____ Recorded information

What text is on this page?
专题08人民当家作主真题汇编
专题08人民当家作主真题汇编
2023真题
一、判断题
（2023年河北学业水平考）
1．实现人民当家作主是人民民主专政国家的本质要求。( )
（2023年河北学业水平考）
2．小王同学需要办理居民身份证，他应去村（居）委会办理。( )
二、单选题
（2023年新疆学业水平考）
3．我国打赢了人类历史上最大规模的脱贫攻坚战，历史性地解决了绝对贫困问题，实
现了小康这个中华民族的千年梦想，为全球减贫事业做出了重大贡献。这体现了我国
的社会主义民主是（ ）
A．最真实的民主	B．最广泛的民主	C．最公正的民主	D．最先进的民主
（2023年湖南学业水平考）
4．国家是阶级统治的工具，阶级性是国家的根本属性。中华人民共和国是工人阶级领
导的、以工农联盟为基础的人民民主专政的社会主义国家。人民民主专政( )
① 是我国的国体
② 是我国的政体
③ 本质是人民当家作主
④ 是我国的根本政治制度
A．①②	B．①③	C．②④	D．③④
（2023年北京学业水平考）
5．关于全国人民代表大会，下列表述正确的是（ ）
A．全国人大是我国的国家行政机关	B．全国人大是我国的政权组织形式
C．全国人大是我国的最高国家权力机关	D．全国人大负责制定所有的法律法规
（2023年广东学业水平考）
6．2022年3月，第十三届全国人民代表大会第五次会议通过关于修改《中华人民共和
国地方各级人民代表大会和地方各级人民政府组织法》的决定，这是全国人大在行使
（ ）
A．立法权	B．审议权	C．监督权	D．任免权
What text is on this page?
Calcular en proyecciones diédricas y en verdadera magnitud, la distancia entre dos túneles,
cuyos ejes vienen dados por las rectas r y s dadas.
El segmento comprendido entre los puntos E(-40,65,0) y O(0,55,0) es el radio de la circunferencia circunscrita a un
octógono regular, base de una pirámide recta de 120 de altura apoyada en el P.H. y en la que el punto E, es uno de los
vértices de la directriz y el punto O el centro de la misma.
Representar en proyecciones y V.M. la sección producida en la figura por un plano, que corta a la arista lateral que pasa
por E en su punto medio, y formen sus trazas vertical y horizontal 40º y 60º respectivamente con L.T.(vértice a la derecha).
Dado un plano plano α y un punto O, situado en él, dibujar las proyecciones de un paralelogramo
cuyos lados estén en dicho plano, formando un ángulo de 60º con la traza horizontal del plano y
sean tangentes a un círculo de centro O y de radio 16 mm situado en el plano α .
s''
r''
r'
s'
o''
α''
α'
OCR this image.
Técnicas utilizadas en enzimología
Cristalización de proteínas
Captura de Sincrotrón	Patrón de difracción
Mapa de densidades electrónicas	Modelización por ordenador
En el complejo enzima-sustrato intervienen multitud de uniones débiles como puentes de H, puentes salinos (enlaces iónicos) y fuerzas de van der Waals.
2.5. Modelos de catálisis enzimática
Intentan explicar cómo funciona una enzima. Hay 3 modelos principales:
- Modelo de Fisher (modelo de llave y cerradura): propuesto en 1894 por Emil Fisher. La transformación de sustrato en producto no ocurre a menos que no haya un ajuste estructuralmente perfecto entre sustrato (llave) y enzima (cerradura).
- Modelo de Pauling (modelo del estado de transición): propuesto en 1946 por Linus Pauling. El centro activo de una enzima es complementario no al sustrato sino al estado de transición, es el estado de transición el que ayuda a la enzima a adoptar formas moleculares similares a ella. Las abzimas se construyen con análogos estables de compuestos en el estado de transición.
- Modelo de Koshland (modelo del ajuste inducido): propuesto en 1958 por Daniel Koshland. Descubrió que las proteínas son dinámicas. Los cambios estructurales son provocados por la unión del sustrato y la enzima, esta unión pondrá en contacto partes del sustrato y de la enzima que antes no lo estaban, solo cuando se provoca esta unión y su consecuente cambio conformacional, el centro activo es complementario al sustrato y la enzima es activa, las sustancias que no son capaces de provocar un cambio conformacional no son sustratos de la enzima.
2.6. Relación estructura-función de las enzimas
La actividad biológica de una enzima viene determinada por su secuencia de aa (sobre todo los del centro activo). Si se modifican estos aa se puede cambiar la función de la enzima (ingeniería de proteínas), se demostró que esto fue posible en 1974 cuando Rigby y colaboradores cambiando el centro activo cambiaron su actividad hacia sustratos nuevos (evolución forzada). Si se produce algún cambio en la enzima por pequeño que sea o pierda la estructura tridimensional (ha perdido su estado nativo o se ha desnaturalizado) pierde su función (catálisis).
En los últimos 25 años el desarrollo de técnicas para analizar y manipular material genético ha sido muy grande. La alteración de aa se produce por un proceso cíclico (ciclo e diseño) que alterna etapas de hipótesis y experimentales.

________

● What you need to do: Give back all the data exactly as written.

● Solution for this problem:
What text is on this page?
专题08人民当家作主真题汇编
专题08人民当家作主真题汇编
2023真题
一、判断题
（2023年河北学业水平考）
1．实现人民当家作主是人民民主专政国家的本质要求。( )
（2023年河北学业水平考）
2．小王同学需要办理居民身份证，他应去村（居）委会办理。( )
二、单选题
（2023年新疆学业水平考）
3．我国打赢了人类历史上最大规模的脱贫攻坚战，历史性地解决了绝对贫困问题，实
现了小康这个中华民族的千年梦想，为全球减贫事业做出了重大贡献。这体现了我国
的社会主义民主是（ ）
A．最真实的民主	B．最广泛的民主	C．最公正的民主	D．最先进的民主
（2023年湖南学业水平考）
4．国家是阶级统治的工具，阶级性是国家的根本属性。中华人民共和国是工人阶级领
导的、以工农联盟为基础的人民民主专政的社会主义国家。人民民主专政( )
① 是我国的国体
② 是我国的政体
③ 本质是人民当家作主
④ 是我国的根本政治制度
A．①②	B．①③	C．②④	D．③④
（2023年北京学业水平考）
5．关于全国人民代表大会，下列表述正确的是（ ）
A．全国人大是我国的国家行政机关	B．全国人大是我国的政权组织形式
C．全国人大是我国的最高国家权力机关	D．全国人大负责制定所有的法律法规
（2023年广东学业水平考）
6．2022年3月，第十三届全国人民代表大会第五次会议通过关于修改《中华人民共和
国地方各级人民代表大会和地方各级人民政府组织法》的决定，这是全国人大在行使
（ ）
A．立法权	B．审议权	C．监督权	D．任免权
What text is on this page?
Calcular en proyecciones diédricas y en verdadera magnitud, la distancia entre dos túneles,
cuyos ejes vienen dados por las rectas r y s dadas.
El segmento comprendido entre los puntos E(-40,65,0) y O(0,55,0) es el radio de la circunferencia circunscrita a un
octógono regular, base de una pirámide recta de 120 de altura apoyada en el P.H. y en la que el punto E, es uno de los
vértices de la directriz y el punto O el centro de la misma.
Representar en proyecciones y V.M. la sección producida en la figura por un plano, que corta a la arista lateral que pasa
por E en su punto medio, y formen sus trazas vertical y horizontal 40º y 60º respectivamente con L.T.(vértice a la derecha).
Dado un plano plano α y un punto O, situado en él, dibujar las proyecciones de un paralelogramo
cuyos lados estén en dicho plano, formando un ángulo de 60º con la traza horizontal del plano y
sean tangentes a un círculo de centro O y de radio 16 mm situado en el plano α .
s''
r''
r'
s'
o''
α''
α'
OCR this image.
Técnicas utilizadas en enzimología
Cristalización de proteínas
Captura de Sincrotrón	Patrón de difracción
Mapa de densidades electrónicas	Modelización por ordenador
En el complejo enzima-sustrato intervienen multitud de uniones débiles como puentes de H, puentes salinos (enlaces iónicos) y fuerzas de van der Waals.
2.5. Modelos de catálisis enzimática
Intentan explicar cómo funciona una enzima. Hay 3 modelos principales:
- Modelo de Fisher (modelo de llave y cerradura): propuesto en 1894 por Emil Fisher. La transformación de sustrato en producto no ocurre a menos que no haya un ajuste estructuralmente perfecto entre sustrato (llave) y enzima (cerradura).
- Modelo de Pauling (modelo del estado de transición): propuesto en 1946 por Linus Pauling. El centro activo de una enzima es complementario no al sustrato sino al estado de transición, es el estado de transición el que ayuda a la enzima a adoptar formas moleculares similares a ella. Las abzimas se construyen con análogos estables de compuestos en el estado de transición.
- Modelo de Koshland (modelo del ajuste inducido): propuesto en 1958 por Daniel Koshland. Descubrió que las proteínas son dinámicas. Los cambios estructurales son provocados por la unión del sustrato y la enzima, esta unión pondrá en contacto partes del sustrato y de la enzima que antes no lo estaban, solo cuando se provoca esta unión y su consecuente cambio conformacional, el centro activo es complementario al sustrato y la enzima es activa, las sustancias que no son capaces de provocar un cambio conformacional no son sustratos de la enzima.
2.6. Relación estructura-función de las enzimas
La actividad biológica de una enzima viene determinada por su secuencia de aa (sobre todo los del centro activo). Si se modifican estos aa se puede cambiar la función de la enzima (ingeniería de proteínas), se demostró que esto fue posible en 1974 cuando Rigby y colaboradores cambiando el centro activo cambiaron su actividad hacia sustratos nuevos (evolución forzada). Si se produce algún cambio en la enzima por pequeño que sea o pierda la estructura tridimensional (ha perdido su estado nativo o se ha desnaturalizado) pierde su función (catálisis).
En los últimos 25 años el desarrollo de técnicas para analizar y manipular material genético ha sido muy grande. La alteración de aa se produce por un proceso cíclico (ciclo e diseño) que alterna etapas de hipótesis y experimentales.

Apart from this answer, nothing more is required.